By incorporating the questions from her audience into the story, Coetze manages to duel with himself and again does what he says he is not doing, i.e. give a philosophical twist to the subject at hand. The question of cleanness comes up. Is it not one of the reasons we separate ourselves from animals? We don't have sex with them, they have unclean habits so we don't mix with them. Except that we EAT them. We ingest them. We turn their flesh into ours.

Then comes the attack on vegetarianism. “The ban on meat that you get in vegetarianism is a simple way for an elite group to define itself. Other people’s table habits are unclean, we can’t eat or drink with them,” says Norma. But as I read these words, I thought of my own experience as a vegetarian. It has not made me feel exclusive. If anything, it has alienated me, even from my own family and has made my life very complicated.

* Goals:
**1)** In the passage on vegetarianism, list the things the text says we do to animals, as given in the sentences beginning "Except that".
**2)** Answer these questions from the passage on vegetarianism:
(a) Whose questions are incorporated into the story?
(b) Who says that the ban on meat is a way for an elite group to define itself?
(c) Whom does the writer say vegetarianism has alienated them from, even?

* Material:
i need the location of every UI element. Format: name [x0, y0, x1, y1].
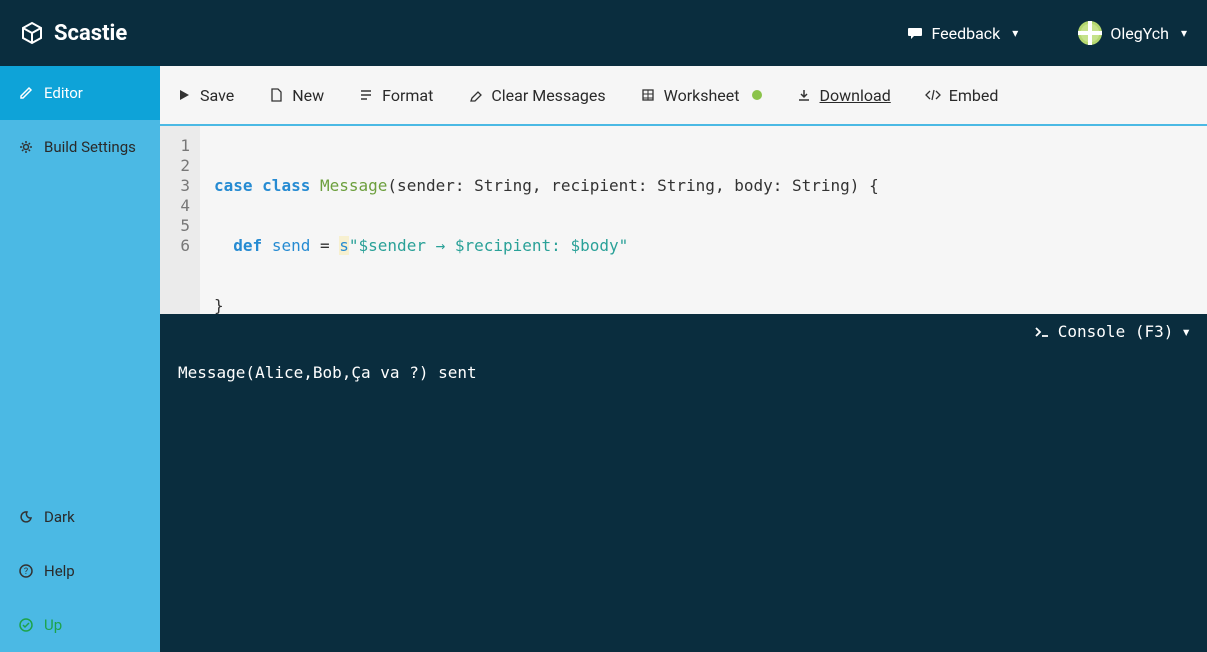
line-gutter: 1 2 3 4 5 6	[160, 126, 200, 314]
svg-text:?: ?	[24, 567, 28, 577]
format-button[interactable]: Format	[358, 86, 433, 105]
code-area[interactable]: case class Message(sender: String, recip…	[200, 126, 893, 314]
toolbar-label: Download	[820, 86, 891, 105]
download-icon	[796, 87, 812, 103]
gear-icon	[18, 139, 34, 155]
check-circle-icon	[18, 617, 34, 633]
console-output: Message(Alice,Bob,Ça va ?) sent	[160, 349, 1207, 396]
eraser-icon	[467, 87, 483, 103]
line-number: 1	[170, 136, 190, 156]
sidebar-item-label: Help	[44, 562, 75, 580]
line-number: 2	[170, 156, 190, 176]
line-number: 5	[170, 216, 190, 236]
console-header[interactable]: Console (F3) ▾	[160, 314, 1207, 349]
embed-button[interactable]: Embed	[925, 86, 999, 105]
user-menu[interactable]: OlegYch ▾	[1078, 21, 1187, 45]
toolbar-label: Worksheet	[664, 86, 740, 105]
worksheet-button[interactable]: Worksheet	[640, 86, 762, 105]
content: Save New Format Clear Messages Worksheet	[160, 66, 1207, 652]
chevron-down-icon: ▾	[1012, 26, 1018, 40]
moon-icon	[18, 509, 34, 525]
line-number: 6	[170, 236, 190, 256]
sidebar-item-help[interactable]: ? Help	[0, 544, 160, 598]
help-icon: ?	[18, 563, 34, 579]
status-dot-icon	[752, 90, 762, 100]
toolbar-label: Embed	[949, 86, 999, 105]
file-icon	[268, 87, 284, 103]
save-button[interactable]: Save	[176, 86, 234, 105]
sidebar-item-build[interactable]: Build Settings	[0, 120, 160, 174]
list-icon	[358, 87, 374, 103]
avatar	[1078, 21, 1102, 45]
sidebar: Editor Build Settings Dark ? Help Up	[0, 66, 160, 652]
toolbar-label: Format	[382, 86, 433, 105]
terminal-icon	[1034, 324, 1050, 340]
line-number: 4	[170, 196, 190, 216]
grid-icon	[640, 87, 656, 103]
code-icon	[925, 87, 941, 103]
chat-icon	[907, 25, 923, 41]
sidebar-item-up[interactable]: Up	[0, 598, 160, 652]
toolbar-label: Clear Messages	[491, 86, 605, 105]
sidebar-item-label: Editor	[44, 84, 83, 102]
username-label: OlegYch	[1110, 24, 1169, 43]
toolbar-label: Save	[200, 86, 234, 105]
chevron-down-icon: ▾	[1181, 26, 1187, 40]
sidebar-item-editor[interactable]: Editor	[0, 66, 160, 120]
sidebar-item-label: Dark	[44, 508, 75, 526]
feedback-link[interactable]: Feedback ▾	[907, 24, 1018, 43]
top-header: Scastie Feedback ▾ OlegYch ▾	[0, 0, 1207, 66]
brand-text: Scastie	[54, 21, 127, 46]
sidebar-item-label: Up	[44, 616, 62, 634]
toolbar: Save New Format Clear Messages Worksheet	[160, 66, 1207, 126]
console-panel: Console (F3) ▾ Message(Alice,Bob,Ça va ?…	[160, 314, 1207, 652]
clear-messages-button[interactable]: Clear Messages	[467, 86, 605, 105]
toolbar-label: New	[292, 86, 324, 105]
logo-icon	[20, 21, 44, 45]
play-icon	[176, 87, 192, 103]
feedback-label: Feedback	[931, 24, 1000, 43]
download-button[interactable]: Download	[796, 86, 891, 105]
line-number: 3	[170, 176, 190, 196]
sidebar-item-label: Build Settings	[44, 138, 136, 156]
sidebar-item-dark[interactable]: Dark	[0, 490, 160, 544]
pencil-icon	[18, 85, 34, 101]
brand[interactable]: Scastie	[20, 21, 127, 46]
new-button[interactable]: New	[268, 86, 324, 105]
chevron-down-icon: ▾	[1181, 322, 1191, 341]
code-editor[interactable]: 1 2 3 4 5 6 case class Message(sender: S…	[160, 126, 1207, 314]
console-title: Console (F3)	[1058, 322, 1174, 341]
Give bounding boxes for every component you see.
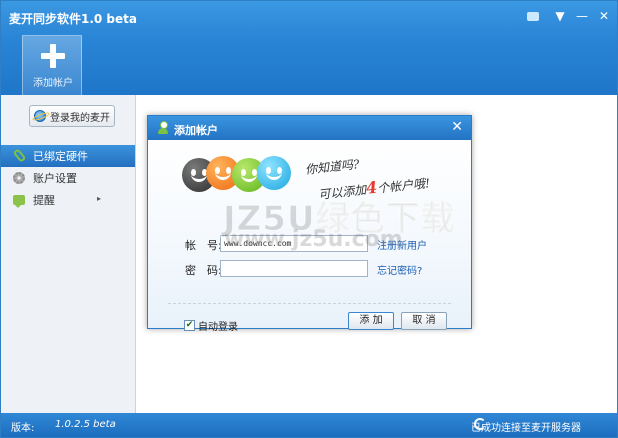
dialog-title: 添加帐户	[174, 124, 218, 137]
app-window: 麦开同步软件1.0 beta ▼ — ✕ 添加帐户 登录我的麦开 已绑定硬件 账…	[0, 0, 618, 438]
gear-icon	[13, 172, 25, 184]
sidebar-item-label: 已绑定硬件	[33, 150, 88, 163]
dialog-close-button[interactable]: ✕	[451, 119, 463, 135]
account-label: 帐 号:	[185, 239, 222, 252]
smiley-icon	[257, 156, 291, 190]
plus-icon	[41, 44, 65, 68]
add-button[interactable]: 添 加	[348, 312, 394, 330]
link-icon	[12, 148, 27, 163]
feedback-icon[interactable]	[527, 11, 539, 21]
window-controls: ▼ — ✕	[527, 6, 613, 26]
cancel-button[interactable]: 取 消	[401, 312, 447, 330]
sidebar: 登录我的麦开 已绑定硬件 账户设置 提醒 ▸	[1, 95, 136, 413]
header-bar: 麦开同步软件1.0 beta ▼ — ✕ 添加帐户	[1, 1, 617, 95]
dialog-title-bar: 添加帐户 ✕	[148, 116, 471, 140]
user-icon	[157, 121, 169, 135]
menu-button[interactable]: ▼	[551, 8, 569, 24]
status-bar: 版本: 1.0.2.5 beta 已成功连接至麦开服务器	[1, 413, 617, 437]
chat-icon	[13, 195, 25, 208]
divider	[168, 303, 451, 304]
sidebar-item-account-settings[interactable]: 账户设置	[1, 167, 135, 189]
close-button[interactable]: ✕	[595, 8, 613, 24]
login-button-label: 登录我的麦开	[50, 112, 110, 124]
auto-login-checkbox[interactable]: ✔ 自动登录	[184, 318, 238, 333]
minimize-button[interactable]: —	[573, 8, 591, 24]
login-button[interactable]: 登录我的麦开	[29, 105, 115, 127]
slogan-line-1: 你知道吗?	[304, 157, 361, 177]
app-title: 麦开同步软件1.0 beta	[9, 12, 137, 26]
add-account-tile[interactable]: 添加帐户	[22, 35, 82, 95]
add-account-tile-label: 添加帐户	[33, 78, 73, 89]
password-label: 密 码:	[185, 264, 222, 277]
connection-status: 已成功连接至麦开服务器	[471, 423, 581, 434]
sidebar-item-bound-hardware[interactable]: 已绑定硬件	[1, 145, 135, 167]
auto-login-label: 自动登录	[198, 322, 238, 333]
sidebar-item-reminders[interactable]: 提醒 ▸	[1, 189, 135, 211]
forgot-password-link[interactable]: 忘记密码?	[377, 262, 422, 277]
sidebar-item-label: 提醒	[33, 194, 55, 207]
sidebar-item-label: 账户设置	[33, 172, 77, 185]
chevron-right-icon: ▸	[97, 194, 102, 203]
checkbox-check-icon[interactable]: ✔	[184, 320, 195, 331]
version-label: 版本:	[11, 423, 35, 434]
browser-icon	[34, 110, 46, 122]
watermark-line-2: www.jz5u.com	[224, 227, 403, 252]
version-value: 1.0.2.5 beta	[55, 419, 116, 430]
password-input[interactable]	[220, 260, 368, 277]
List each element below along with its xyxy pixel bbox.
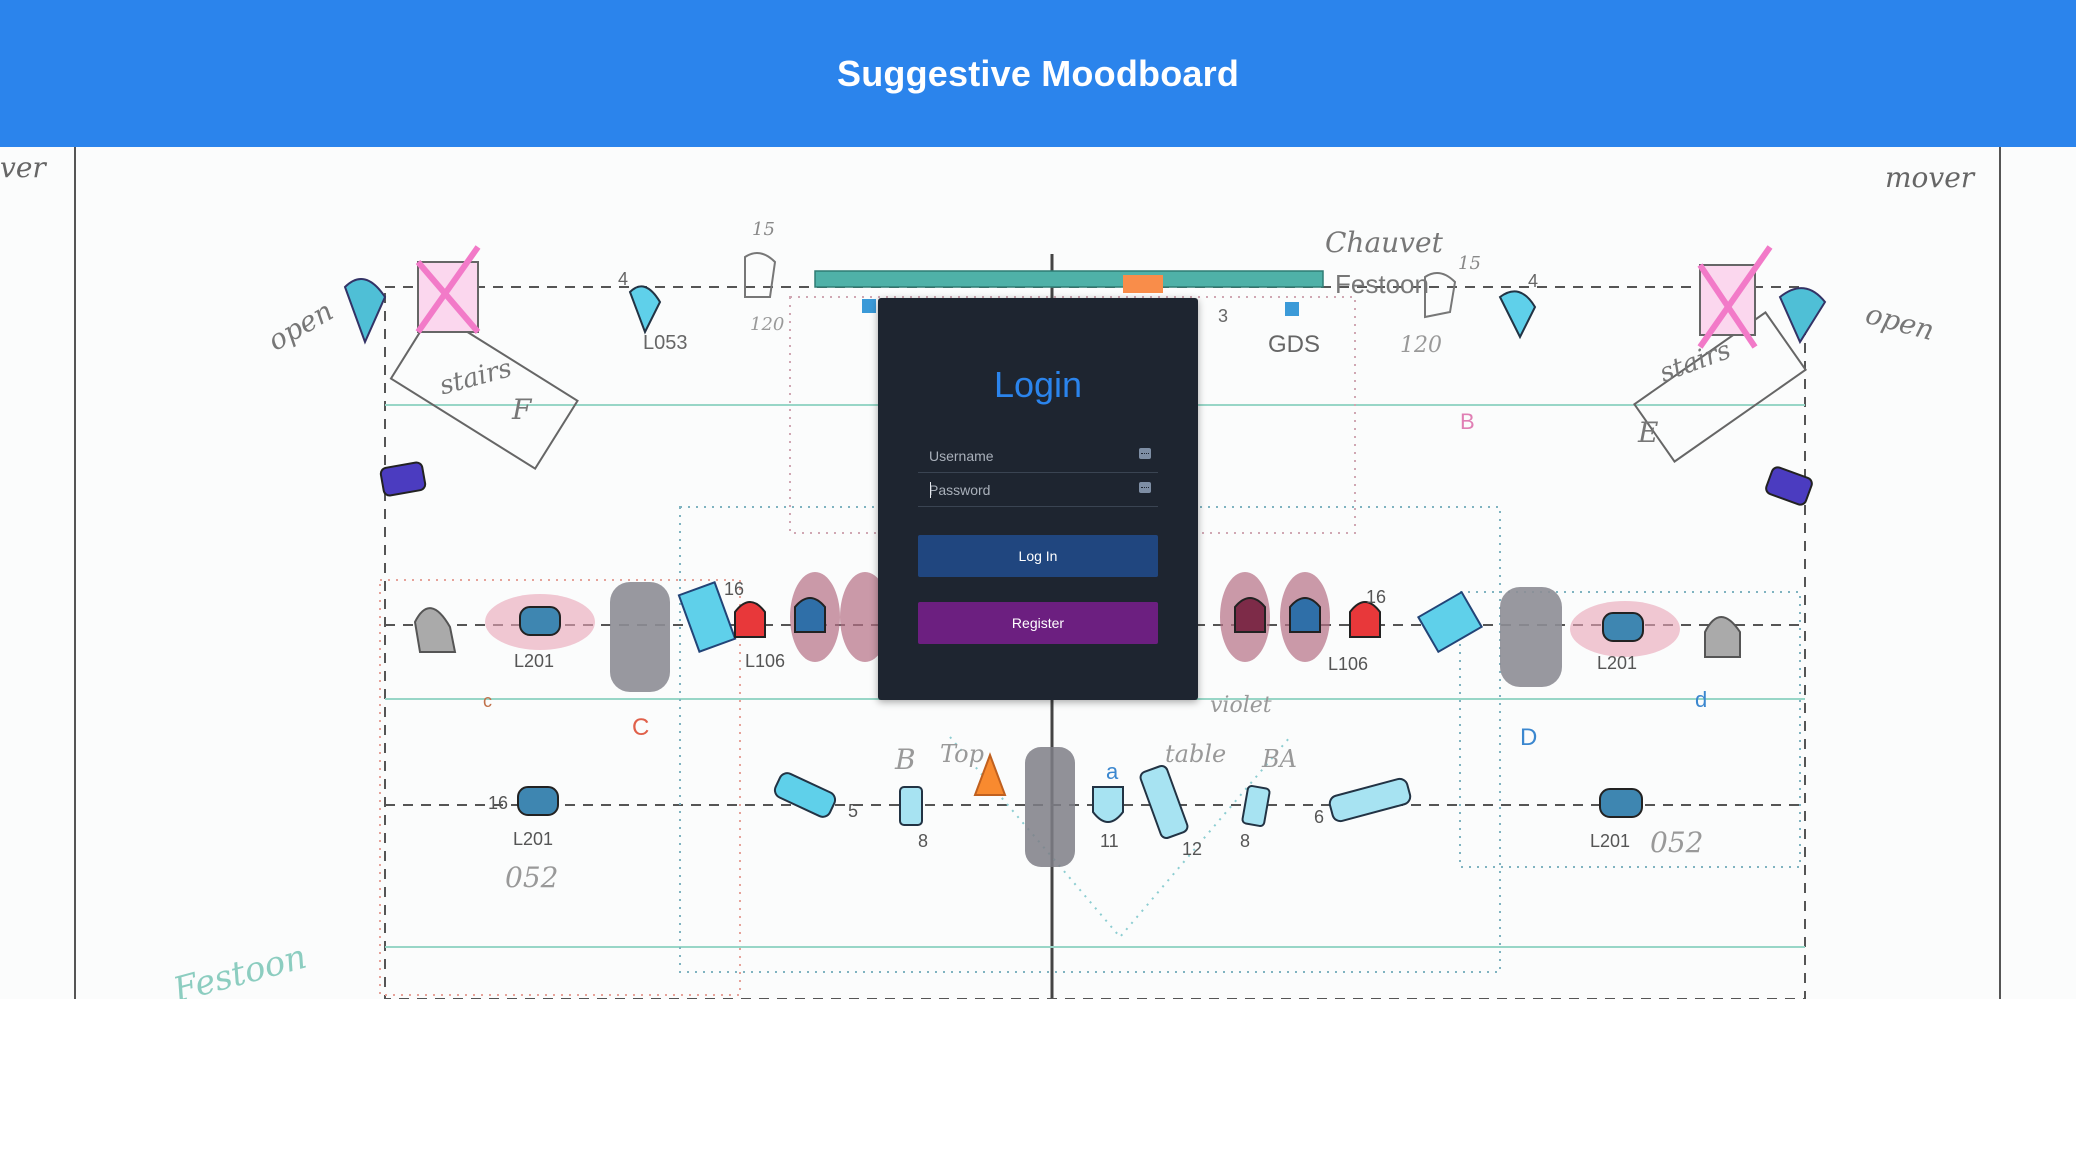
autofill-key-icon[interactable]	[1139, 482, 1151, 493]
festoon-top-label: Festoon	[1335, 269, 1429, 299]
app-title: Suggestive Moodboard	[836, 52, 1240, 94]
n120a-label: 120	[750, 314, 784, 335]
n4b-label: 4	[1528, 271, 1538, 291]
n15a-label: 15	[752, 219, 775, 240]
n052b-label: 052	[1650, 826, 1703, 859]
n16c-label: 16	[488, 793, 508, 813]
n12-label: 12	[1182, 839, 1202, 859]
n3-label: 3	[1218, 306, 1228, 326]
l106b-label: L106	[1328, 654, 1368, 674]
top-label: Top	[940, 740, 984, 768]
mover-left-label: ver	[0, 151, 47, 184]
n4a-label: 4	[618, 269, 628, 289]
n6-label: 6	[1314, 807, 1324, 827]
b-label: B	[894, 743, 916, 776]
f-label: F	[511, 393, 533, 426]
autofill-key-icon[interactable]	[1139, 448, 1151, 459]
n052a-label: 052	[505, 861, 558, 894]
n15b-label: 15	[1458, 253, 1481, 274]
e-label: E	[1637, 416, 1658, 449]
login-dialog: Login Log In Register	[878, 298, 1198, 700]
l106a-label: L106	[745, 651, 785, 671]
stairs-right-label: stairs	[1656, 335, 1735, 388]
login-title: Login	[993, 364, 1083, 405]
n8b-label: 8	[1240, 831, 1250, 851]
violet-label: violet	[1210, 693, 1272, 718]
n16b-label: 16	[1366, 587, 1386, 607]
open-right-label: open	[1862, 297, 1938, 347]
username-input[interactable]	[918, 439, 1158, 472]
login-button[interactable]: Log In	[918, 535, 1158, 577]
text-cursor	[930, 482, 931, 498]
open-left-label: open	[262, 294, 339, 357]
chauvet-label: Chauvet	[1325, 226, 1444, 259]
l201b-label: L201	[513, 829, 553, 849]
password-field-wrapper	[918, 473, 1158, 507]
c-small-label: c	[483, 691, 492, 711]
festoon-bottom-label: Festoon	[168, 937, 311, 999]
l201c-label: L201	[1590, 831, 1630, 851]
a-label: a	[1106, 759, 1119, 784]
b-pink-label: B	[1460, 409, 1475, 434]
mover-right-label: mover	[1885, 161, 1976, 194]
n8a-label: 8	[918, 831, 928, 851]
c-big-label: C	[632, 714, 649, 741]
n16a-label: 16	[724, 579, 744, 599]
password-input[interactable]	[918, 473, 1158, 506]
d-big-label: D	[1520, 724, 1537, 751]
n5-label: 5	[848, 801, 858, 821]
stairs-left-label: stairs	[436, 353, 515, 401]
n120b-label: 120	[1400, 333, 1442, 358]
table-label: table	[1165, 740, 1226, 768]
l053-label: L053	[643, 332, 688, 354]
d-small-label: d	[1695, 687, 1707, 712]
username-field-wrapper	[918, 439, 1158, 473]
app-header: Suggestive Moodboard	[0, 0, 2076, 147]
register-button[interactable]: Register	[918, 602, 1158, 644]
gds-label: GDS	[1268, 331, 1320, 358]
n11-label: 11	[1100, 831, 1119, 851]
l201a-label: L201	[514, 651, 554, 671]
l201d-label: L201	[1597, 653, 1637, 673]
ba-label: BA	[1261, 745, 1297, 773]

* Solutions:
**1)**
- Eat them
- Ingest them
- Turn their flesh into ours

**2)**
(a) Her audience's.
(b) Norma.
(c) Their own family.